- [Selected extract]:

I see you explained a couple of my questions already! I am slow posting.


----------



## mike suttle (Feb 19, 2008)

Diana Abel said:


> Did you use food? If so, what? Makes me wonder how my dog would do.


Not sure what you mean? I only use food for early tracking imprinting, and some obedience foundation work (when I decide to do OB, LOL)
I started out using a metal pipe for this guy, but he fought so hard to keep it that he kept cutting his mouth and I was afraid he was going to break his teeth, so I had no choice but to go back to a rubber hose with him. He has mashed flat 3 copper pipes in the last few days, then they get sharp edges on them and it cuts his mouth. 
I dont use any food for detection work at all.


----------



## Timothy Stacy (Jan 29, 2009)

Mike it seems like he had some high finds in there previously, maybe in that sink? He just seemed very eager to check that spot on the counter. You really put that first video hide in a tough spot! Second one too! Guess he is ready! Nice dog


----------



## Diana Abel (Aug 31, 2009)

mike suttle said:


> Not sure what you mean? I only use food for early tracking imprinting, and some obedience foundation work (when I decide to do OB, LOL)
> I started out using a metal pipe for this guy, but he fought so hard to keep it that he kept cutting his mouth and I was afraid he was going to break his teeth, so I had no choice but to go back to a rubber hose with him. He has mashed flat 3 copper pipes in the last few days, then they get sharp edges on them and it cuts his mouth.
> I dont use any food for detection work at all.


 
Yeah. you answered my question. I was just curious what you used to get them started. Thanks for sharing, it's very interesting to watch. Not boring at all.


----------



## mike suttle (Feb 19, 2008)

Jennifer Coulter said:


> I also like watching these kinds of vids! Thank you for posting them.
> 
> Nice independent motivated searcher. I can see in the end you gave it to the dog a little, sometimes they just don't look where it is hidden, and they can't find what they can't smell. I would imagine you are pushing search times in a somewhat organized fashion though and want the dog to have success in a certain time frame according to the dog's young age?
> 
> ...


I vary the reward for them all. Mostly I use a metal pipe, but I also use balls, heavy rubber blasting hose, PVC, wooden dowells, and rolled towes. These dogs are sold as green dogs, so we dont teach them any target odor or final response, I just build drive for any object, I teach them to search, and I encourage them to climb around on shit. Up till now he was only finding rewards outside on the ground, so we are doing high hides this week to teach him to search high too.
I let him hunt for about 3 minutes for now before I guide him a little, I want him to have sucess before he starts to fade on me.


----------



## Konnie Hein (Jun 14, 2006)

Nice. Really nice for his age/experience. I like that he jumps up on the counters so freely on his own.


----------



## mike suttle (Feb 19, 2008)

Timothy Stacy said:


> Mike it seems like he had some high finds in there previously, maybe in that sink? He just seemed very eager to check that spot on the counter. You really put that first video hide in a tough spot! Second one too! Guess he is ready! Nice dog


Actually Tim, the video in the room with the sink was taken the very first time he had ever been in that room. there was maybe some residual odor of a metal pipe in that sink from other hides with other dogs. He went straight to that area because that was where the camera guy was standing and he went there to check him out first.
this dog just came back to me from his foster home about 10 days ago, he had never been in that room before, I swear.

- [Directions]:
1/ Retype the forum thread on training young detection dogs, everything from "Yeah. you answered" down to "boring at all.".
2/ Using the forum thread on training young detection dogs, answer each question briefly.
(a) How many copper pipes has the young dog mashed flat in the last few days?
(b) For about how long is the dog allowed to hunt before the handler guides him?
(c) About how long ago did the dog come back from his foster home?
3/ Proceed with the forum thread on training young detection dogs, picking up after its final sentence.

- [Data entries]:
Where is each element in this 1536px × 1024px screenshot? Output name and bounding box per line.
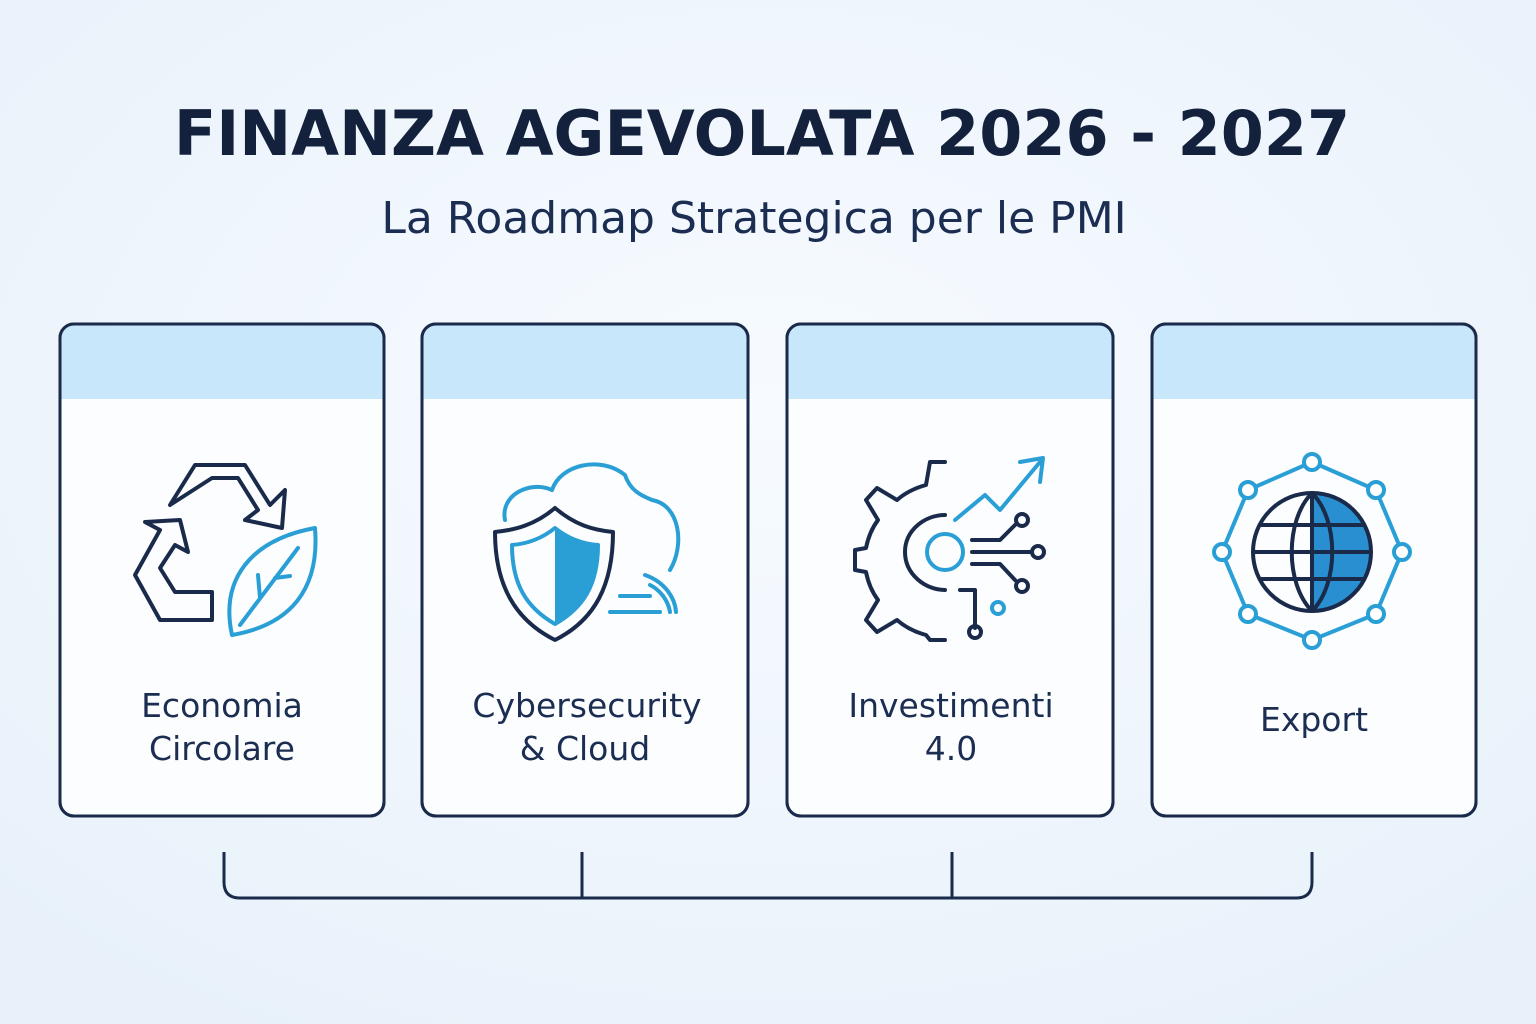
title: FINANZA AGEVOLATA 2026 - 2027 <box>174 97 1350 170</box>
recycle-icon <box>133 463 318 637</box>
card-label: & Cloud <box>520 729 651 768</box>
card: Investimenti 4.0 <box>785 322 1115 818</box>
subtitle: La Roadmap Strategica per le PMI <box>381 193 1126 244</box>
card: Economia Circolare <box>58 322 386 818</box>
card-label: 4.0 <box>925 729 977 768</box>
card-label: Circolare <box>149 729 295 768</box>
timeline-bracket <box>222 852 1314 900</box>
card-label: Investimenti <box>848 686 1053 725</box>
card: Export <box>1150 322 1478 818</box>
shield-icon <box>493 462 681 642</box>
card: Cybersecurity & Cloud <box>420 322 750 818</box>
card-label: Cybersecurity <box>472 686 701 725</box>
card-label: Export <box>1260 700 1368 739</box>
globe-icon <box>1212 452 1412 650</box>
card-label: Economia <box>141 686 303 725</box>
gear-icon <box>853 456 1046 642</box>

==

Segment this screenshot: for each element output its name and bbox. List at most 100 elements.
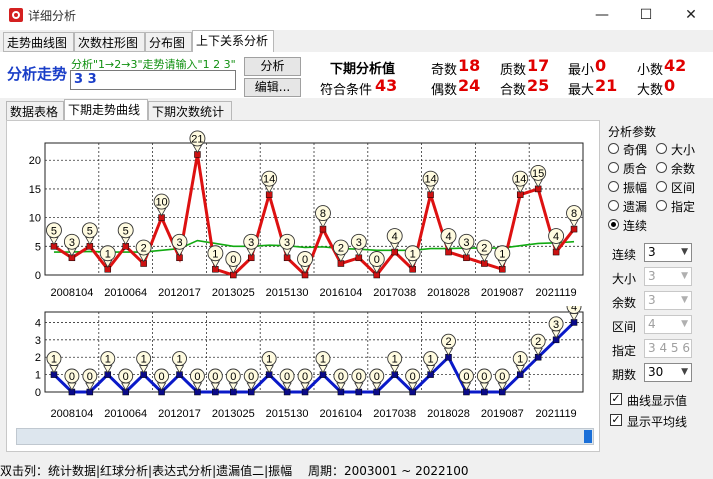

- [Answers for the tasks]:
1/
Yeah. you answered my question. I was just curious what you used to get them started. Thanks for sharing, it's very interesting to watch. Not boring at all.

2/
(a) Three.
(b) About 3 minutes.
(c) About 10 days ago.

3/
But he seams to prefer to be off the ground, they climb around on things so much as babies here that they all like to do on their own.
I was trying to make him work hard because outside he always finds the toy too fast and never really has to work hard for it.


----------



## mike suttle (Feb 19, 2008)

Konnie Hein said:


> Nice. Really nice for his age/experience. I like that he jumps up on the counters so freely on his own.


I know Konnie, I told Sonja about him. He really needs to go to USAR because he really prefers to be on top of the highest point he can get to.
I will try to get some video of some of his agility stuff.


----------



## Jeff Threadgill (Jun 9, 2010)

I understand the hunt drive, however each time, the handler gave him a "come here" and he indicated. If you already know the hunt drive is there why not start him on the peaks and valleys? That would cut out a lot of search time, but if your just keying on his hunt drive I understand, however if not, I'm suprised you would wait just to still help.

Very impressed with the "no limits" attitude with the pup!


----------



## Drew Peirce (Nov 16, 2006)

I'm guessing thats one of your holdbacks, I can see why, he looks great


----------



## mike suttle (Feb 19, 2008)

Jeff Threadgill said:


> I understand the hunt drive, however each time, the handler gave him a "come here" and he indicated. If you already know the hunt drive is there why not start him on the peaks and valleys? That would cut out a lot of search time, but if your just keying on his hunt drive I understand, however if not, I'm suprised you would wait just to still help.
> 
> Very impressed with the "no limits" attitude with the pup!


 I was hoping he would find it with no help of course, but after 3 minutes or so I decided to help him before he burned out on me. I have seen him hunt for 5 or 6 minutes and find it in harder areas than what is shown here in these videos, but he was already tired here in these videos and I just wanted to end it before he quit.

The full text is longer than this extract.